[Dataset entries]
────────────────────────────────────────

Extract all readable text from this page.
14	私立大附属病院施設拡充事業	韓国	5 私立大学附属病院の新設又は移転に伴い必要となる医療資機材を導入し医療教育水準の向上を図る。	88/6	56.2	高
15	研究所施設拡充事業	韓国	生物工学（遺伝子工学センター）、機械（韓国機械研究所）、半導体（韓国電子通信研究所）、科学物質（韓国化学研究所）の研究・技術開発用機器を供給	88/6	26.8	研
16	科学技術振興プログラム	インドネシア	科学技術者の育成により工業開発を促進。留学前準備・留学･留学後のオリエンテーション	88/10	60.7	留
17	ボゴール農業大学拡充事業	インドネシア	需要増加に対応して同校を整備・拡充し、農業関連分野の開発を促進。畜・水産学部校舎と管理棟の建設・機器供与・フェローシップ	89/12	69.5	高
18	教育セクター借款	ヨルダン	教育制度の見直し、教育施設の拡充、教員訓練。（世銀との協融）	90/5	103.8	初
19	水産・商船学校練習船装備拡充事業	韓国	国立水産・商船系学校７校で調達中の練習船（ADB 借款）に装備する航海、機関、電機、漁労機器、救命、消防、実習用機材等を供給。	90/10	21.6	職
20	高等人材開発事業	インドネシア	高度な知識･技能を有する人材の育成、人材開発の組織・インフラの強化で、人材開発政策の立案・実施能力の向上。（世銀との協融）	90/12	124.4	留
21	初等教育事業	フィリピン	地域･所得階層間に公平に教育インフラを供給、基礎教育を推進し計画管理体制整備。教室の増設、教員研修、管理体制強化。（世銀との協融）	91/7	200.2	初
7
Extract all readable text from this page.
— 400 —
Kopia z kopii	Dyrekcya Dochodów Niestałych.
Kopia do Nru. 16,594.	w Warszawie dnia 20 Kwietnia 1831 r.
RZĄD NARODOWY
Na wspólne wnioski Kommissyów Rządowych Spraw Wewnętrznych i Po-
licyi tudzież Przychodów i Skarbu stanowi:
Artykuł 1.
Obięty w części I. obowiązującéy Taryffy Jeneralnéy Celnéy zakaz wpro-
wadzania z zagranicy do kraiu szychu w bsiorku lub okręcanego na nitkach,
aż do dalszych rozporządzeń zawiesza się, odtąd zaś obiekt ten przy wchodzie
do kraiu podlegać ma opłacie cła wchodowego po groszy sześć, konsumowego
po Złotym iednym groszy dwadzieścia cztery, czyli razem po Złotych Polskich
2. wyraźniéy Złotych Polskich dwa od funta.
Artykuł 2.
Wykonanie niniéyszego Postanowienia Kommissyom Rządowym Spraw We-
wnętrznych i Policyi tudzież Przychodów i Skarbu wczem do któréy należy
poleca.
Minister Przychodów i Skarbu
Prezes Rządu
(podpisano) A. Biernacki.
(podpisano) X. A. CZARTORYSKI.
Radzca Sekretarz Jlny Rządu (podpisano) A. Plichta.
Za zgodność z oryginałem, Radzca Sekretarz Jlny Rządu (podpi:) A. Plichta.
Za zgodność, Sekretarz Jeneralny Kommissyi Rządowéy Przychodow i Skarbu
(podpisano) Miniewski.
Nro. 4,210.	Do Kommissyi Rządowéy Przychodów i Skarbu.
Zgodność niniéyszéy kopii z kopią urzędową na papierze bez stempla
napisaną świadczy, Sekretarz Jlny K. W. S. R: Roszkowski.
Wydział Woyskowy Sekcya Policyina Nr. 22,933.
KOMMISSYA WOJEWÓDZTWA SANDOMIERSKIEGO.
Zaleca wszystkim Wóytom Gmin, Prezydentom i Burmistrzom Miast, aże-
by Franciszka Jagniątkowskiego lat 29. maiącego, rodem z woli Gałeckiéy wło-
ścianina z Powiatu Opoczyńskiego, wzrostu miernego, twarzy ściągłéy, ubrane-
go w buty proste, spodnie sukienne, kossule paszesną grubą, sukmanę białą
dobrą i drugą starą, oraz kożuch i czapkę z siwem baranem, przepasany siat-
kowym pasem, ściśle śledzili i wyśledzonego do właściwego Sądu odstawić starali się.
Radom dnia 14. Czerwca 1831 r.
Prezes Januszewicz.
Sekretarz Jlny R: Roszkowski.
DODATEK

────────────────────────────────────────

Instruction
Pick out each line above that includes "Skarbu" and show it.

Reply to the exercise
licyi tudzież Przychodów i Skarbu stanowi:
wnętrznych i Policyi tudzież Przychodów i Skarbu wczem do któréy należy
Minister Przychodów i Skarbu
Za zgodność, Sekretarz Jeneralny Kommissyi Rządowéy Przychodow i Skarbu
Nro. 4,210.	Do Kommissyi Rządowéy Przychodów i Skarbu.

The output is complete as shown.